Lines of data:
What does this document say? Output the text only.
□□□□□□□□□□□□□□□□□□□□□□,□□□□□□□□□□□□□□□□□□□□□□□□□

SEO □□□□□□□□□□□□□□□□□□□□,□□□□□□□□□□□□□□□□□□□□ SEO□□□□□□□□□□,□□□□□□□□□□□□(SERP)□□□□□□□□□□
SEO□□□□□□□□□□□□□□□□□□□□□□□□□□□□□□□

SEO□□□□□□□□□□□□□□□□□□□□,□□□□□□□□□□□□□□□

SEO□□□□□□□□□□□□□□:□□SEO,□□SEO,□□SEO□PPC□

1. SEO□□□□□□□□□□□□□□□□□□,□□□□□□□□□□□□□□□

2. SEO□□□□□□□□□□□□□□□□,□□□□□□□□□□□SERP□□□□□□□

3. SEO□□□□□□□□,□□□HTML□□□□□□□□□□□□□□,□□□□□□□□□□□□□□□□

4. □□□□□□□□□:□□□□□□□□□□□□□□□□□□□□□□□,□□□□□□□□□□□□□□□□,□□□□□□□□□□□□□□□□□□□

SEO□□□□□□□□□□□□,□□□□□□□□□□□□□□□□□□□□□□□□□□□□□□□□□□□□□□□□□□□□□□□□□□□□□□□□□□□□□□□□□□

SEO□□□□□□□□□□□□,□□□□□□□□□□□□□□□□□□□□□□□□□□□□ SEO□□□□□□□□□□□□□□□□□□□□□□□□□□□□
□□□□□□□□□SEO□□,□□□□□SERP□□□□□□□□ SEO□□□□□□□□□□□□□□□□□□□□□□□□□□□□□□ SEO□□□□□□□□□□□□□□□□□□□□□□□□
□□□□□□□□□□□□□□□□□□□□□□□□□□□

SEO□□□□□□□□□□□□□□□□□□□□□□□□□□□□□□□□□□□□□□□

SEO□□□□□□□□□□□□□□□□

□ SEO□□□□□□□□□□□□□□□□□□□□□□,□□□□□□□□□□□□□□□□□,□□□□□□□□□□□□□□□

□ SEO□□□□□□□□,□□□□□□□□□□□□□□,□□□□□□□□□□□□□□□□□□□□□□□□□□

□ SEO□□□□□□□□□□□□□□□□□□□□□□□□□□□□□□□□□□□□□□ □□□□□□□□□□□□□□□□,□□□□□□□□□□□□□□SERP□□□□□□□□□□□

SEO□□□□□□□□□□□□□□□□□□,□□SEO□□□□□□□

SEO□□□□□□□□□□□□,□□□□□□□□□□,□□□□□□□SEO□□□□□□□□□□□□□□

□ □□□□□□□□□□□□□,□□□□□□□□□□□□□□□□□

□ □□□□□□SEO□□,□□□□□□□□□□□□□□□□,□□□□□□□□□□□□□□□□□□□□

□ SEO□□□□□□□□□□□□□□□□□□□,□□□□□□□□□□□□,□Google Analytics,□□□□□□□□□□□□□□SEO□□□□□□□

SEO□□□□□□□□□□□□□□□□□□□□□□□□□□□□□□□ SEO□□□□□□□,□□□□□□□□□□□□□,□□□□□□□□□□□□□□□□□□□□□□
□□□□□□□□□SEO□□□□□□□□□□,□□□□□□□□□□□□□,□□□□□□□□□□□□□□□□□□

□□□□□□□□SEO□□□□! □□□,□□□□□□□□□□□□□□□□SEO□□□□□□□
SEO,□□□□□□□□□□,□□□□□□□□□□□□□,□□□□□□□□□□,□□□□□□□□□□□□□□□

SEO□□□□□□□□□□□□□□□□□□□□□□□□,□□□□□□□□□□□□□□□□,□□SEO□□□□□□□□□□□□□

**Problem to solve:** Within the listing above, find every line containing the string "SERP" and return it.

**Solution to the exercise:**
SEO □□□□□□□□□□□□□□□□□□□□,□□□□□□□□□□□□□□□□□□□□ SEO□□□□□□□□□□,□□□□□□□□□□□□(SERP)□□□□□□□□□□
2. SEO□□□□□□□□□□□□□□□□,□□□□□□□□□□□SERP□□□□□□□
□□□□□□□□□SEO□□,□□□□□SERP□□□□□□□□ SEO□□□□□□□□□□□□□□□□□□□□□□□□□□□□□□ SEO□□□□□□□□□□□□□□□□□□□□□□□□
□ SEO□□□□□□□□□□□□□□□□□□□□□□□□□□□□□□□□□□□□□□ □□□□□□□□□□□□□□□□,□□□□□□□□□□□□□□SERP□□□□□□□□□□□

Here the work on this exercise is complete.